## GIVEN EXERCISE
Take the material below and write it all out again exactly.

## RECORDS PROVIDED
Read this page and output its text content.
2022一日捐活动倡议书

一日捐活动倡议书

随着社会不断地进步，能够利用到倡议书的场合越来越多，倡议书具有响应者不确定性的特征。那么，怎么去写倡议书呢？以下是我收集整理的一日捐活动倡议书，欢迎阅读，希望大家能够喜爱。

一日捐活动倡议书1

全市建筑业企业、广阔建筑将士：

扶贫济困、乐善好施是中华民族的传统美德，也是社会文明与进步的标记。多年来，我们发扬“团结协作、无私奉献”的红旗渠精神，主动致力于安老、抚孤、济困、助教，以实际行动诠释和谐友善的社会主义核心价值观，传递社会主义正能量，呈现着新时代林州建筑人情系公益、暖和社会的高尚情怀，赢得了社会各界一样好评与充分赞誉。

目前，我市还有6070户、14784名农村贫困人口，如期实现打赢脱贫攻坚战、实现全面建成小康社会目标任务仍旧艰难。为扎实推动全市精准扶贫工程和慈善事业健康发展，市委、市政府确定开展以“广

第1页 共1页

## WRITTEN ANSWER
Read this page and output its text content.
2022一日捐活动倡议书

一日捐活动倡议书

随着社会不断地进步，能够利用到倡议书的场合越来越多，倡议书具有响应者不确定性的特征。那么，怎么去写倡议书呢？以下是我收集整理的一日捐活动倡议书，欢迎阅读，希望大家能够喜爱。

一日捐活动倡议书1

全市建筑业企业、广阔建筑将士：

扶贫济困、乐善好施是中华民族的传统美德，也是社会文明与进步的标记。多年来，我们发扬“团结协作、无私奉献”的红旗渠精神，主动致力于安老、抚孤、济困、助教，以实际行动诠释和谐友善的社会主义核心价值观，传递社会主义正能量，呈现着新时代林州建筑人情系公益、暖和社会的高尚情怀，赢得了社会各界一样好评与充分赞誉。

目前，我市还有6070户、14784名农村贫困人口，如期实现打赢脱贫攻坚战、实现全面建成小康社会目标任务仍旧艰难。为扎实推动全市精准扶贫工程和慈善事业健康发展，市委、市政府确定开展以“广

第1页 共1页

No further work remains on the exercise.